- **Records to use**
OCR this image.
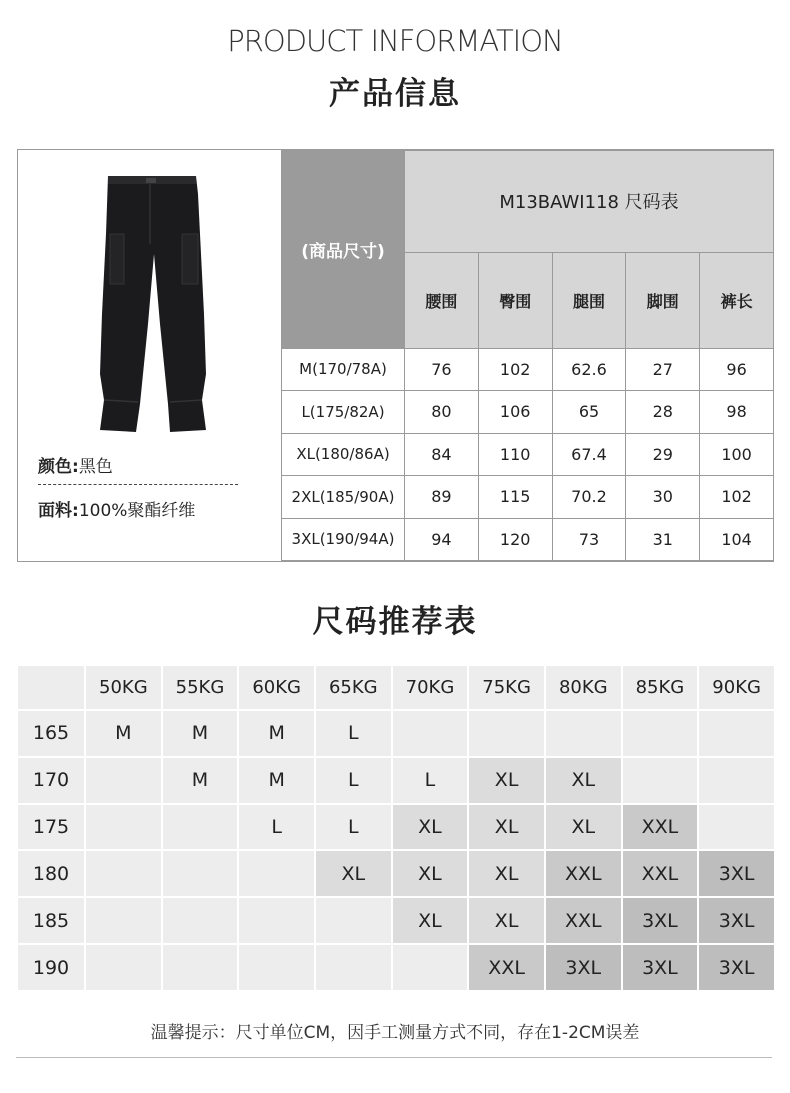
PRODUCT INFORMATION
产品信息
颜色:黑色
面料:100%聚酯纤维
(商品尺寸)	M13BAWI118 尺码表				
	腰围	臀围	腿围	脚围	裤长
M(170/78A)	76	102	62.6	27	96
L(175/82A)	80	106	65	28	98
XL(180/86A)	84	110	67.4	29	100
2XL(185/90A)	89	115	70.2	30	102
3XL(190/94A)	94	120	73	31	104
尺码推荐表
	50KG	55KG	60KG	65KG	70KG	75KG	80KG	85KG	90KG
165	M	M	M	L					
170		M	M	L	L	XL	XL		
175			L	L	XL	XL	XL	XXL	
180				XL	XL	XL	XXL	XXL	3XL
185					XL	XL	XXL	3XL	3XL
190						XXL	3XL	3XL	3XL
温馨提示：尺寸单位CM，因手工测量方式不同，存在1-2CM误差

- **Stated exercise**
Repeat the listing verbatim. Skip the pictures.

- **Written response**
OCR this image.
PRODUCT INFORMATION
产品信息
颜色:黑色
面料:100%聚酯纤维
(商品尺寸)	M13BAWI118 尺码表				
	腰围	臀围	腿围	脚围	裤长
M(170/78A)	76	102	62.6	27	96
L(175/82A)	80	106	65	28	98
XL(180/86A)	84	110	67.4	29	100
2XL(185/90A)	89	115	70.2	30	102
3XL(190/94A)	94	120	73	31	104
尺码推荐表
	50KG	55KG	60KG	65KG	70KG	75KG	80KG	85KG	90KG
165	M	M	M	L					
170		M	M	L	L	XL	XL		
175			L	L	XL	XL	XL	XXL	
180				XL	XL	XL	XXL	XXL	3XL
185					XL	XL	XXL	3XL	3XL
190						XXL	3XL	3XL	3XL
温馨提示：尺寸单位CM，因手工测量方式不同，存在1-2CM误差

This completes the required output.